» **Exercise aim**
Pick out every line of the entries below where "annual" occurs, and copy those lines.

» **Input for this task**
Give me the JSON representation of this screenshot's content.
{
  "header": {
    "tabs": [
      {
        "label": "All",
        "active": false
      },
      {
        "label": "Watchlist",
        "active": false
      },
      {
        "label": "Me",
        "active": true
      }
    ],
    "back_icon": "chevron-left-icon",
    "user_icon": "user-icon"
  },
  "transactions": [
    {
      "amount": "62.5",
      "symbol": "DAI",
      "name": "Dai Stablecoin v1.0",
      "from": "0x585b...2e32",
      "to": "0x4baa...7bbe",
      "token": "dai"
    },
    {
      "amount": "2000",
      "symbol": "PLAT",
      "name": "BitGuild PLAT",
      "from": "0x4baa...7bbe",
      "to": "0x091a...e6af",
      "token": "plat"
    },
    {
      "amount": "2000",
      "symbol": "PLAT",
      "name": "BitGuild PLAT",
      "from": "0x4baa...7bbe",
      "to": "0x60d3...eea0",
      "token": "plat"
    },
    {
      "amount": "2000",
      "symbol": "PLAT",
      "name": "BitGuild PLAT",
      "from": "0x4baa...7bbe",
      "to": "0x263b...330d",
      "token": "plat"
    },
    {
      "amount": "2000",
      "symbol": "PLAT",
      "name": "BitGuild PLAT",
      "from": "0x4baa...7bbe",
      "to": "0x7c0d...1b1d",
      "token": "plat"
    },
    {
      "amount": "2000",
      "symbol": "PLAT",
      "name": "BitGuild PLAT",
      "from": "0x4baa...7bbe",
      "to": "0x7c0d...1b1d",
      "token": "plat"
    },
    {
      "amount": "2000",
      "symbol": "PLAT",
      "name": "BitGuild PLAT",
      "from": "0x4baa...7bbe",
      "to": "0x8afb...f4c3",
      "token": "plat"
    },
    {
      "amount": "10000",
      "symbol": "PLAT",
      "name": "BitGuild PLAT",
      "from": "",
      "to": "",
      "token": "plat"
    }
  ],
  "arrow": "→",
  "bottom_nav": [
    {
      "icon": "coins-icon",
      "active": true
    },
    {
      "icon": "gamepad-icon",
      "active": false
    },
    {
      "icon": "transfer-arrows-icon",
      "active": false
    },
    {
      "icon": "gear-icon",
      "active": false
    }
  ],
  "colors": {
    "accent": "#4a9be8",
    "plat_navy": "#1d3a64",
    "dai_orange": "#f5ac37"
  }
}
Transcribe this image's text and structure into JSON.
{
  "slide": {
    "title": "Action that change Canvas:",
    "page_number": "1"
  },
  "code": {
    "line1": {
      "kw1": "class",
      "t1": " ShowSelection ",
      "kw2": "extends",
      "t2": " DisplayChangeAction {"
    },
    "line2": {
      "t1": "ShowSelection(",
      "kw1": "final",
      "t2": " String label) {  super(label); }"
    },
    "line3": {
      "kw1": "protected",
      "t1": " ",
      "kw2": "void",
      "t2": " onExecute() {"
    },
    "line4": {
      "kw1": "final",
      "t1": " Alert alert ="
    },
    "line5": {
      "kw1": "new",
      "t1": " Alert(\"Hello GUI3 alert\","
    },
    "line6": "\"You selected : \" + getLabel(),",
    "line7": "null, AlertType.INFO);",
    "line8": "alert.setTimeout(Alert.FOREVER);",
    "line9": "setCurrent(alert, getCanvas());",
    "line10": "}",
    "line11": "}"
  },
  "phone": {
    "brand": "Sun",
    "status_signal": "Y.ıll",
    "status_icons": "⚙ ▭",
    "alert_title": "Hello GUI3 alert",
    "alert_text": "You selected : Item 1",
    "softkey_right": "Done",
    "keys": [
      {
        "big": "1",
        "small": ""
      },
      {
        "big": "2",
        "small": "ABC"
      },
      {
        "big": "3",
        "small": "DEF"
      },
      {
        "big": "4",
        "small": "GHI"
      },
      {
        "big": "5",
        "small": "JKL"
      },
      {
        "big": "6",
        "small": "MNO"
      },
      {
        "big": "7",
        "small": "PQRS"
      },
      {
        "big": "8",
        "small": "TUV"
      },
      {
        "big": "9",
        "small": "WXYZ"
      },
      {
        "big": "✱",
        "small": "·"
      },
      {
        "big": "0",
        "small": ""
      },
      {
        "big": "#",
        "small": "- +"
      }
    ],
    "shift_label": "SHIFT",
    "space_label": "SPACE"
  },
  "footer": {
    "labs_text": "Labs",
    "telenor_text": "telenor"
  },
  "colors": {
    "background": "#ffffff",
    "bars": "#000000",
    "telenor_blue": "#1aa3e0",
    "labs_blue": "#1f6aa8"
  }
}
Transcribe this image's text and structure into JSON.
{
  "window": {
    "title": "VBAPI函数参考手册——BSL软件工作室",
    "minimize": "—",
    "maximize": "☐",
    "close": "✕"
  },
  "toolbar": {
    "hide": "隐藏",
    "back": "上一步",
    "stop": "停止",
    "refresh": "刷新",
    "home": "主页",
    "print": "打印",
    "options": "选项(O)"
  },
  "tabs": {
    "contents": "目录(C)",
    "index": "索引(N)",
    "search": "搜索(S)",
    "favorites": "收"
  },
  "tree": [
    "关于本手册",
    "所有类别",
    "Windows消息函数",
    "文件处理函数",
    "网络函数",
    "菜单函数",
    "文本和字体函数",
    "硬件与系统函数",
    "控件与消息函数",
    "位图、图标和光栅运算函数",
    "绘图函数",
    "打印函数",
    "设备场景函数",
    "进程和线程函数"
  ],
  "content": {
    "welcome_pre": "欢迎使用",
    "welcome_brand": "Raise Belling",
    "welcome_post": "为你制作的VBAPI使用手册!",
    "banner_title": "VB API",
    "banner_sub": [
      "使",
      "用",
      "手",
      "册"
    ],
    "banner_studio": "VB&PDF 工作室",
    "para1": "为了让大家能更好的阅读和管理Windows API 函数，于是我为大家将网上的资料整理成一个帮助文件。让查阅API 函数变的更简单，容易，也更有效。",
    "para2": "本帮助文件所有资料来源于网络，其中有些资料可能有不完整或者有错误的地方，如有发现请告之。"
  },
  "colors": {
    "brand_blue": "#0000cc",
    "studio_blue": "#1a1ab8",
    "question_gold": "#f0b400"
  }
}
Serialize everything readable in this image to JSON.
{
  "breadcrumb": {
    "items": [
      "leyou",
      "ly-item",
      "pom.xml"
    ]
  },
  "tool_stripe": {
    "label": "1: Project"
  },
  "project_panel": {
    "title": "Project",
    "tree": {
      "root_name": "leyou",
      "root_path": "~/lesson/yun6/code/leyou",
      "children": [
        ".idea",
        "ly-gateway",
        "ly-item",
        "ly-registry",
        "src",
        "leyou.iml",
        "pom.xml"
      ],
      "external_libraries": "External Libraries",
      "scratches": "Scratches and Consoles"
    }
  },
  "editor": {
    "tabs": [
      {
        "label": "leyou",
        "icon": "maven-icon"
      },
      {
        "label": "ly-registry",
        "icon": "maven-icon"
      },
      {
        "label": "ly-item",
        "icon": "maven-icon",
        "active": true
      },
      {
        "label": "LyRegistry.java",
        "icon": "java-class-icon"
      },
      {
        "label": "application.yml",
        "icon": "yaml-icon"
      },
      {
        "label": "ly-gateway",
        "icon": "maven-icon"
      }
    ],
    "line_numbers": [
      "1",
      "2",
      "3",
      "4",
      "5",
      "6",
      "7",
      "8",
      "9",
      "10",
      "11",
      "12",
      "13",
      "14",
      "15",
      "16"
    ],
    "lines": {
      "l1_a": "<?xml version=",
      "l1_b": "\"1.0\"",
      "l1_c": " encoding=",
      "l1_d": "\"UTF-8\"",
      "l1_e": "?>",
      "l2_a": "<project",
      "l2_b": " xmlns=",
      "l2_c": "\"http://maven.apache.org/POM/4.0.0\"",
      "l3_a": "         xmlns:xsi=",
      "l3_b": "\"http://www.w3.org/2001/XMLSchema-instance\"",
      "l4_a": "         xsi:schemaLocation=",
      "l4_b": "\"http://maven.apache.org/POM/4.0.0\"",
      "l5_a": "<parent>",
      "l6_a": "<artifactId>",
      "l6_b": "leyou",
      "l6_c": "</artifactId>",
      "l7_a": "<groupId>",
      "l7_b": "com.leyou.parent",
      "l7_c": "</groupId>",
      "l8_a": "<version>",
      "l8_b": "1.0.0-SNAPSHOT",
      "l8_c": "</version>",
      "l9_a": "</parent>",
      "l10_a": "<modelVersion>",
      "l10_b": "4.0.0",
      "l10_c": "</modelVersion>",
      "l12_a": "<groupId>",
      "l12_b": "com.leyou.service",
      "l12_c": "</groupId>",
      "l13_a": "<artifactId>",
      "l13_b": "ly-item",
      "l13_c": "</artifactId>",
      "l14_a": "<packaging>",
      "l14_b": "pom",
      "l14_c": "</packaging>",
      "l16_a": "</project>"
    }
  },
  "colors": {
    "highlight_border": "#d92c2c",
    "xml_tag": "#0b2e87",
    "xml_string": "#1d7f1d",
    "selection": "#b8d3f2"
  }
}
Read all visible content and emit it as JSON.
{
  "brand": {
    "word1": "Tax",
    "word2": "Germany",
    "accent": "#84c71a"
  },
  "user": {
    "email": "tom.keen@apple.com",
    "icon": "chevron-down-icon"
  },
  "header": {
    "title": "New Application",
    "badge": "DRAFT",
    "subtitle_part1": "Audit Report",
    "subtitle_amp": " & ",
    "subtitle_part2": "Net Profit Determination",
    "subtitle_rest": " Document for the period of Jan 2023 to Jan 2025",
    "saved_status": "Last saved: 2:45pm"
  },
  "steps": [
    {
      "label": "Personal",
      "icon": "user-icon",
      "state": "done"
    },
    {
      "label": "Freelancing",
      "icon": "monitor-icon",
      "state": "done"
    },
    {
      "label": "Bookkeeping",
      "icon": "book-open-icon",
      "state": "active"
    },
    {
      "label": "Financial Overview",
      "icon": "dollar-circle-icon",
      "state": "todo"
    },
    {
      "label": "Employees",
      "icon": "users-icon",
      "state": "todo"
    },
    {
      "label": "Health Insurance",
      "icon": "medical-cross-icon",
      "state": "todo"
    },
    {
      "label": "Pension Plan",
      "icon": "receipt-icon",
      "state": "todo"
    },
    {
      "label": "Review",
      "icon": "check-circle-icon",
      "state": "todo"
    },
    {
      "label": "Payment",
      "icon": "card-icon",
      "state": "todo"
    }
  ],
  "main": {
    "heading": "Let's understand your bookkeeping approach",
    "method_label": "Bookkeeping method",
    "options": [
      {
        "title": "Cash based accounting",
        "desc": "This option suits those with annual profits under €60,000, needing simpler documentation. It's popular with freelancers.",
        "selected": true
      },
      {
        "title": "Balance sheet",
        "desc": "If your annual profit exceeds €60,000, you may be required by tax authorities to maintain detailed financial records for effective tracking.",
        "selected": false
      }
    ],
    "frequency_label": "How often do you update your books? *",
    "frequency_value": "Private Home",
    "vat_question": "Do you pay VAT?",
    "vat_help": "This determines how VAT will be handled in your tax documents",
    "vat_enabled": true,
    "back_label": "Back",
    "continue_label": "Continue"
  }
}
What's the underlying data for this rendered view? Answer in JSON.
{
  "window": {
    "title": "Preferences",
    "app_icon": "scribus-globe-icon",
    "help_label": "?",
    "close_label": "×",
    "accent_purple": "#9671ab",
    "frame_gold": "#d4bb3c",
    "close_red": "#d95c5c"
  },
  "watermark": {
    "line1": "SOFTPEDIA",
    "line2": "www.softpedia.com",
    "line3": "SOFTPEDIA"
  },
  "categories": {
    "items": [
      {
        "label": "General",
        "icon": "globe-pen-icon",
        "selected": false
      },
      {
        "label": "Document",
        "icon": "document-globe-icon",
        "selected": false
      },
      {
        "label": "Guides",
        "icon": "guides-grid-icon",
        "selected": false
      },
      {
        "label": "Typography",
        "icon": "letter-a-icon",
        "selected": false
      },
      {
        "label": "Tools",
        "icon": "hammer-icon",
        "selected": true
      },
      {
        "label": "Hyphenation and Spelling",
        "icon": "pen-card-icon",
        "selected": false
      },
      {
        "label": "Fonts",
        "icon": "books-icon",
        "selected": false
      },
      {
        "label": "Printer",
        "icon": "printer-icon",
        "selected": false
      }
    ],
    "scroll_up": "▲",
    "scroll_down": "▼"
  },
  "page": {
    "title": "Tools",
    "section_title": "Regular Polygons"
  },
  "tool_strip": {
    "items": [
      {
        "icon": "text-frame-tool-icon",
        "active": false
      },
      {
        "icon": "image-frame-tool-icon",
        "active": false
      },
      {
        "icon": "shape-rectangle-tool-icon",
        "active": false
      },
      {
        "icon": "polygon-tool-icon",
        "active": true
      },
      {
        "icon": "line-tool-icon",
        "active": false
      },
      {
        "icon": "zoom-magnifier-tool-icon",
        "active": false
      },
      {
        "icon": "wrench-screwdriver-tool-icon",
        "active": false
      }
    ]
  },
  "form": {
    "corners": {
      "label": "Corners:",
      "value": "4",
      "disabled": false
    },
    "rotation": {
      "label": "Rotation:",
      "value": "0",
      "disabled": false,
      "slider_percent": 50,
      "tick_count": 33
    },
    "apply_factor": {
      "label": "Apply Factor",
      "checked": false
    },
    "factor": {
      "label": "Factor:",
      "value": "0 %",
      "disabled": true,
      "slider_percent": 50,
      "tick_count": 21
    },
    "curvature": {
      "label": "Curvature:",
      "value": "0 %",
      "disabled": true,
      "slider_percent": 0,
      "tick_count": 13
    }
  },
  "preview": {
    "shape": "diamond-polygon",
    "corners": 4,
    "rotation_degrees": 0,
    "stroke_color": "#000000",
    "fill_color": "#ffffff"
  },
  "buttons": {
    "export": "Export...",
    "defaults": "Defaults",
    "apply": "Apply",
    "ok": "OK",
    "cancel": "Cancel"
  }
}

» **Completed exercise**
        "desc": "This option suits those with annual profits under €60,000, needing simpler documentation. It's popular with freelancers.",
        "desc": "If your annual profit exceeds €60,000, you may be required by tax authorities to maintain detailed financial records for effective tracking.",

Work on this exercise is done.